▶ **Passage retenu**:
M. François Commeinhes. Je constate que M. le Premier ministre s’intéresse beaucoup aux primaires du parti Les Républicains…
Ma question s’adresse à M. le ministre de l’aménagement du territoire, de la ruralité et des collectivités territoriales.
Menée à marche forcée, l’introduction des nouveaux schémas départementaux de coopération intercommunale, qui ont été parachevés le 31 mars dernier, va reconfigurer le paysage de l’intercommunalité dès 2017. Ces schémas sont tantôt cohérents, tantôt ubuesques ; ils ne correspondent ni à l’esprit de la loi du 7 août 2015 portant nouvelle organisation territoriale de la République, dite « loi NOTRe », ni aux vœux de nombreux conseils municipaux. Leurs conséquences sont insuffisamment anticipées par le Gouvernement.
L’une d’elles est liée aux obligations contenues dans la loi du 13 décembre 2000 relative à la solidarité et au renouvellement urbains, dite « loi SRU », lors d’une extension du périmètre intercommunal. Loin de nous l’idée de remettre en cause les objectifs louables de cette loi en faveur du logement social, mais, en raison de certaines fusions envisagées par ces schémas, des communes qui n’étaient jusqu’à présent pas soumises au constat de carence et aux pénalités afférentes se retrouveront du jour au lendemain en situation d’infraction au regard des objectifs de la loi SRU et devront fournir dans des délais réduits un effort de rattrapage hors de portée.
Pour remédier à une telle impréparation du Gouvernement sur les conséquences de la refonte intercommunale, pourrait-on imaginer que les communes à faible demande en logement social ou insuffisamment desservies en transport en commun et nouvellement soumises au dispositif SRU puissent bénéficier d’un délai raisonnable de plusieurs années avant d’être soumises au constat de carence très coûteux pour les finances locales, délai d’ailleurs prévu dans le prochain projet de loi relatif à l’égalité et à la citoyenneté ? (Applaudissements sur les travées du groupe Les Républicains et de l'UDI-UC.)
M. le président. La parole est à M. le ministre de l’aménagement du territoire.
M. Jean-Michel Baylet, ministre de l’aménagement du territoire, de la ruralité et des collectivités territoriales. Monsieur le sénateur, nous sommes tous d’accord pour reconnaître que les efforts en matière de logement social doivent être partagés par l’ensemble des collectivités. La loi SRU a introduit l’objectif, renforcé en 2013, d’un taux minimal de logements sociaux dans les territoires où la pression est la plus importante.

▶ **Entrées enregistrées**:
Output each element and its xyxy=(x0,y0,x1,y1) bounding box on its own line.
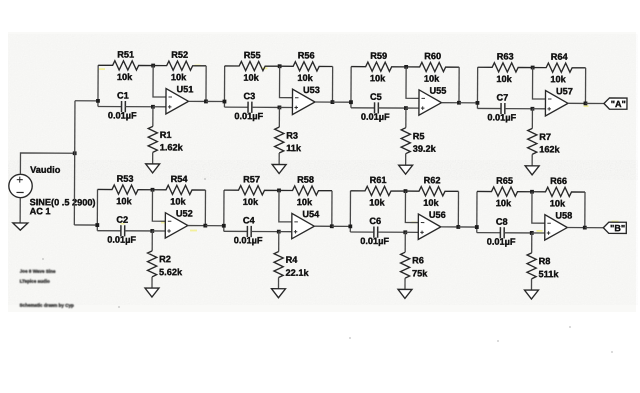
net flag "B" xyxy=(603,222,626,233)
svg-text:0.01µF: 0.01µF xyxy=(487,112,516,122)
svg-text:R57: R57 xyxy=(243,174,260,184)
wire: cap junction to U51 non-inverting input xyxy=(153,106,166,108)
node: input junction xyxy=(223,100,227,104)
svg-text:22.1k: 22.1k xyxy=(286,268,310,278)
svg-text:"B": "B" xyxy=(610,223,625,233)
svg-text:C7: C7 xyxy=(496,92,508,102)
wire: cap junction to U54 non-inverting input xyxy=(279,231,292,233)
svg-text:10k: 10k xyxy=(496,74,512,84)
wire: stage 2 output to stage 3 input (bottom row) xyxy=(332,225,350,227)
resistor R57 xyxy=(224,186,279,195)
svg-text:U54: U54 xyxy=(302,209,320,219)
node: C5/R5 junction xyxy=(404,106,408,110)
wire: stage 3 output to stage 4 input (bottom row) xyxy=(458,226,476,228)
node: C8/R8 junction xyxy=(530,231,534,235)
wire: feedback from output node to R56 xyxy=(331,66,333,102)
resistor R65 xyxy=(477,187,532,196)
svg-text:10k: 10k xyxy=(496,198,512,208)
svg-text:10k: 10k xyxy=(170,196,186,206)
svg-text:0.01µF: 0.01µF xyxy=(361,112,390,122)
svg-text:C8: C8 xyxy=(496,217,508,227)
node: C3/R3 junction xyxy=(278,106,282,110)
wire: feedback from output node to R54 xyxy=(204,190,206,226)
wire: R junction down to U53 inverting input xyxy=(279,66,292,97)
svg-text:U58: U58 xyxy=(555,210,572,220)
svg-text:10k: 10k xyxy=(243,197,259,207)
note text line 2 xyxy=(20,279,50,284)
wire: left branch vertical (R59/C5 input) xyxy=(350,67,352,108)
wire: U55 output xyxy=(441,102,458,104)
svg-text:R53: R53 xyxy=(117,174,134,184)
svg-text:U55: U55 xyxy=(430,86,447,96)
ground (R7) xyxy=(525,166,539,175)
resistor R53 xyxy=(97,185,152,194)
node: output junction xyxy=(330,224,334,228)
svg-text:C1: C1 xyxy=(117,90,129,100)
svg-text:R2: R2 xyxy=(159,254,171,264)
resistor R61 xyxy=(350,186,405,195)
node: R65/R66 junction xyxy=(530,190,534,194)
resistor R63 xyxy=(478,63,533,72)
svg-text:11k: 11k xyxy=(286,143,302,153)
note text line 1 xyxy=(20,268,56,273)
wire: feedback from output node to R64 xyxy=(584,68,586,104)
op-amp U56 xyxy=(418,214,441,240)
wire: feedback from output node to R58 xyxy=(331,191,333,227)
ground (R6) xyxy=(398,289,412,298)
voltage source Vaudio xyxy=(9,174,33,198)
svg-text:U57: U57 xyxy=(556,86,573,96)
node: input junction xyxy=(222,224,226,228)
svg-text:C6: C6 xyxy=(369,216,381,226)
node: input junction xyxy=(95,223,99,227)
node: R59/R60 junction xyxy=(404,65,408,69)
wire: left branch vertical (R65/C8 input) xyxy=(476,191,478,232)
svg-text:C2: C2 xyxy=(116,215,128,225)
capacitor C2 xyxy=(97,225,152,236)
wire: feedback from output node to R66 xyxy=(584,192,586,228)
svg-text:10k: 10k xyxy=(423,198,439,208)
node: R63/R64 junction xyxy=(531,66,535,70)
resistor R4 xyxy=(274,232,283,289)
svg-text:10k: 10k xyxy=(116,196,132,206)
wire: U58 output xyxy=(567,227,584,229)
svg-text:AC 1: AC 1 xyxy=(30,206,51,216)
svg-text:R62: R62 xyxy=(424,175,441,185)
node: C7/R7 junction xyxy=(531,107,535,111)
wire: R junction down to U58 inverting input xyxy=(532,192,545,223)
svg-text:162k: 162k xyxy=(539,144,560,154)
svg-text:10k: 10k xyxy=(171,72,187,82)
op-amp U51 xyxy=(166,89,189,115)
wire: U54 output xyxy=(314,225,331,227)
capacitor C3 xyxy=(224,102,279,113)
svg-text:R54: R54 xyxy=(171,174,189,184)
wire: left branch vertical (R57/C4 input) xyxy=(223,190,225,231)
svg-text:0.01µF: 0.01µF xyxy=(487,237,516,247)
svg-text:U52: U52 xyxy=(176,208,193,218)
capacitor C8 xyxy=(477,227,532,238)
svg-text:R60: R60 xyxy=(424,51,441,61)
wire: R junction down to U56 inverting input xyxy=(405,191,418,222)
svg-text:0.01µF: 0.01µF xyxy=(234,235,263,245)
resistor R55 xyxy=(225,61,280,70)
svg-text:R58: R58 xyxy=(297,175,314,185)
node: output junction xyxy=(204,100,208,104)
svg-text:R52: R52 xyxy=(171,50,188,60)
resistor R6 xyxy=(400,232,409,289)
svg-text:10k: 10k xyxy=(297,197,313,207)
ground (R1) xyxy=(146,164,160,173)
wire: cap junction to U57 non-inverting input xyxy=(532,108,545,110)
svg-text:R59: R59 xyxy=(370,51,387,61)
wire: feedback from output node to R60 xyxy=(458,67,460,103)
node: input junction xyxy=(348,224,352,228)
svg-text:Schematic drawn by Cyp: Schematic drawn by Cyp xyxy=(19,303,74,308)
svg-text:C3: C3 xyxy=(243,91,255,101)
capacitor C5 xyxy=(351,102,406,113)
svg-text:LTspice audio: LTspice audio xyxy=(20,279,50,284)
resistor R59 xyxy=(351,62,406,71)
note text line 3 xyxy=(19,303,74,308)
svg-text:R6: R6 xyxy=(412,255,424,265)
node: R61/R62 junction xyxy=(404,189,408,193)
wire: R junction down to U57 inverting input xyxy=(532,68,545,99)
svg-text:R4: R4 xyxy=(286,255,299,265)
wire: left branch vertical (R53/C2 input) xyxy=(96,189,98,230)
capacitor C4 xyxy=(224,226,279,237)
op-amp U57 xyxy=(545,91,568,117)
svg-text:Vaudio: Vaudio xyxy=(30,165,61,175)
resistor R8 xyxy=(527,233,536,290)
svg-text:U51: U51 xyxy=(177,84,194,94)
wire: stage 1 output to stage 2 input (top row) xyxy=(206,100,224,102)
svg-text:5.62k: 5.62k xyxy=(159,267,183,277)
wire: R junction down to U55 inverting input xyxy=(406,67,419,98)
wire: source negative terminal to ground xyxy=(19,198,21,223)
wire: U56 output xyxy=(441,226,458,228)
wire: left branch vertical (R55/C3 input) xyxy=(223,66,225,107)
svg-text:511k: 511k xyxy=(539,269,560,279)
svg-text:R61: R61 xyxy=(370,175,387,185)
node: R51/R52 junction xyxy=(151,64,155,68)
net flag "A" xyxy=(604,98,627,109)
svg-text:U53: U53 xyxy=(303,85,320,95)
wire: feedback from output node to R52 xyxy=(205,66,207,102)
wire: trunk to bottom row input xyxy=(74,224,97,226)
node: output junction xyxy=(203,224,207,228)
wire: R junction down to U51 inverting input xyxy=(153,66,166,97)
node: input junction xyxy=(476,101,480,105)
resistor R5 xyxy=(401,108,410,165)
wire: cap junction to U56 non-inverting input xyxy=(405,231,418,233)
wire: U57 output xyxy=(568,102,585,104)
resistor R3 xyxy=(275,107,284,164)
node: source/trunk junction xyxy=(73,151,77,155)
svg-text:10k: 10k xyxy=(369,197,385,207)
capacitor C6 xyxy=(350,226,405,237)
node: output junction xyxy=(456,225,460,229)
op-amp U53 xyxy=(292,89,315,115)
svg-text:R7: R7 xyxy=(539,132,551,142)
node: R57/R58 junction xyxy=(277,189,281,193)
resistor R2 xyxy=(147,231,156,288)
node: C4/R4 junction xyxy=(277,230,281,234)
svg-text:R1: R1 xyxy=(160,130,172,140)
svg-text:R65: R65 xyxy=(496,176,513,186)
node: output junction xyxy=(331,100,335,104)
op-amp U54 xyxy=(292,213,315,239)
wire: stage 3 output to stage 4 input (top row) xyxy=(459,102,477,104)
svg-text:10k: 10k xyxy=(243,73,259,83)
wire: U51 output xyxy=(188,100,205,102)
wire: cap junction to U55 non-inverting input xyxy=(406,107,419,109)
svg-text:10k: 10k xyxy=(424,74,440,84)
ground (R8) xyxy=(524,290,538,299)
node: R55/R56 junction xyxy=(278,64,282,68)
svg-text:1.62k: 1.62k xyxy=(160,142,184,152)
node: input junction xyxy=(475,225,479,229)
svg-text:10k: 10k xyxy=(370,73,386,83)
ground (R4) xyxy=(271,289,285,298)
wire: trunk to top row input xyxy=(75,100,98,102)
resistor R62 xyxy=(405,186,458,195)
svg-text:R51: R51 xyxy=(117,49,134,59)
wire: to net flag "B" xyxy=(585,227,603,229)
resistor R1 xyxy=(148,107,157,164)
wire: input trunk vertical xyxy=(73,101,76,225)
node: output junction xyxy=(584,102,588,106)
svg-text:C5: C5 xyxy=(370,92,382,102)
resistor R51 xyxy=(98,61,153,70)
wire: U53 output xyxy=(315,101,332,103)
svg-text:0.01µF: 0.01µF xyxy=(360,236,389,246)
resistor R54 xyxy=(152,185,205,194)
svg-text:10k: 10k xyxy=(297,73,313,83)
resistor R58 xyxy=(279,186,332,195)
svg-text:R66: R66 xyxy=(550,176,567,186)
resistor R52 xyxy=(153,61,206,70)
svg-text:R8: R8 xyxy=(539,256,551,266)
node: output junction xyxy=(457,101,461,105)
op-amp U55 xyxy=(419,90,442,116)
resistor R7 xyxy=(528,109,537,166)
resistor R56 xyxy=(280,62,333,71)
wire: source positive terminal up to trunk xyxy=(20,153,74,175)
ground (source) xyxy=(13,223,28,230)
wire: cap junction to U52 non-inverting input xyxy=(152,230,165,232)
wire: cap junction to U58 non-inverting input xyxy=(532,232,545,234)
capacitor C7 xyxy=(477,103,532,114)
wire: R junction down to U52 inverting input xyxy=(152,190,165,221)
svg-text:R5: R5 xyxy=(413,131,425,141)
svg-text:10k: 10k xyxy=(550,198,566,208)
svg-text:10k: 10k xyxy=(117,72,133,82)
wire: feedback from output node to R62 xyxy=(457,191,459,227)
wire: U52 output xyxy=(188,225,205,227)
capacitor C1 xyxy=(98,101,153,112)
svg-text:C4: C4 xyxy=(243,215,256,225)
svg-text:0.01µF: 0.01µF xyxy=(234,111,263,121)
svg-text:0.01µF: 0.01µF xyxy=(107,235,136,245)
svg-text:R3: R3 xyxy=(286,131,298,141)
resistor R66 xyxy=(532,187,585,196)
svg-text:0.01µF: 0.01µF xyxy=(108,110,137,120)
node: input junction xyxy=(96,99,100,103)
svg-text:R64: R64 xyxy=(551,52,569,62)
svg-text:R63: R63 xyxy=(497,51,514,61)
svg-text:39.2k: 39.2k xyxy=(413,144,437,154)
wire: left branch vertical (R51/C1 input) xyxy=(97,65,99,106)
svg-text:R55: R55 xyxy=(244,50,261,60)
wire: left branch vertical (R61/C6 input) xyxy=(349,191,351,232)
ground (R3) xyxy=(272,164,286,173)
node: C1/R1 junction xyxy=(151,105,155,109)
wire: R junction down to U54 inverting input xyxy=(279,190,292,221)
ground (R5) xyxy=(399,165,413,174)
svg-text:"A": "A" xyxy=(611,99,626,109)
svg-text:75k: 75k xyxy=(412,268,428,278)
node: C6/R6 junction xyxy=(403,230,407,234)
node: output junction xyxy=(583,226,587,230)
wire: to net flag "A" xyxy=(585,102,603,104)
node: input junction xyxy=(349,100,353,104)
svg-text:Joe 8 Wave Sine: Joe 8 Wave Sine xyxy=(20,268,56,273)
ground (R2) xyxy=(145,288,159,297)
svg-text:R56: R56 xyxy=(298,50,315,60)
svg-text:U56: U56 xyxy=(429,210,446,220)
svg-text:10k: 10k xyxy=(550,74,566,84)
wire: stage 1 output to stage 2 input (bottom row) xyxy=(205,225,223,227)
node: R53/R54 junction xyxy=(151,188,155,192)
node: C2/R2 junction xyxy=(150,229,154,233)
op-amp U52 xyxy=(165,213,188,239)
resistor R64 xyxy=(533,63,586,72)
wire: stage 2 output to stage 3 input (top row) xyxy=(332,101,350,103)
wire: left branch vertical (R63/C7 input) xyxy=(476,67,478,108)
op-amp U58 xyxy=(545,215,568,241)
resistor R60 xyxy=(406,62,459,71)
wire: cap junction to U53 non-inverting input xyxy=(279,106,292,108)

▶ **Tâches à réaliser**:
**A.** Réécrivez le passage de l'extrait sur l'intercommunalité qui commence à "Menée à marche" et se termine à "par le Gouvernement.", en remplaçant "ubuesques" par "absurdes".
**B.** D'après l'extrait sur l'intercommunalité, en quelle année l'objectif d'un taux minimal de logements sociaux introduit par la loi SRU a-t-il été renforcé ?
**C.** Poursuivez l'extrait sur l'intercommunalité à partir de sa dernière phrase.
Les enregistrements ne sont d'aucune utilité ici.

▶ **Réponses dans l'ordre**:
**A.**
Menée à marche forcée, l’introduction des nouveaux schémas départementaux de coopération intercommunale, qui ont été parachevés le 31 mars dernier, va reconfigurer le paysage de l’intercommunalité dès 2017. Ces schémas sont tantôt cohérents, tantôt absurdes ; ils ne correspondent ni à l’esprit de la loi du 7 août 2015 portant nouvelle organisation territoriale de la République, dite « loi NOTRe », ni aux vœux de nombreux conseils municipaux. Leurs conséquences sont insuffisamment anticipées par le Gouvernement.

**B.** En 2013.

**C.**
Toutefois, comme vous l’avez souligné à juste titre, dans certains cas, les communes qui ont intégré une nouvelle intercommunalité peuvent être assujetties à l’obligation légale sans avoir eu le temps de l’anticiper.
C’est pourquoi un dispositif dérogatoire a été introduit pour ces communes dans la loi NOTRe, leur accordant une exonération provisoire du prélèvement financier qui s’applique en cas de non-respect du taux légal de logements sociaux. Ainsi, l’article 38 prévoit une période de transition de trois ans pendant laquelle ces communes ne feront pas l’objet du prélèvement pour méconnaissance du taux de logements sociaux. Toutefois, elles restent soumises à l’obligation d’atteindre 25 % de logement social et aux objectifs triennaux.
Dans le projet de loi relatif à l’égalité et à la citoyenneté, préparé par Patrick Kanner, nous irons plus loin, en exonérant de ce prélèvement, pendant trois années à compter du 1er janvier 2015, les communes nouvellement entrantes dans ce dispositif, quelle qu’en soit la raison.
M. le président. Veuillez conclure, monsieur le ministre.
M. Jean-Michel Baylet, ministre. Enfin, concernant le périmètre d’application de la loi, nous leur permettrons de se mettre en adéquation avec la réalité des besoins.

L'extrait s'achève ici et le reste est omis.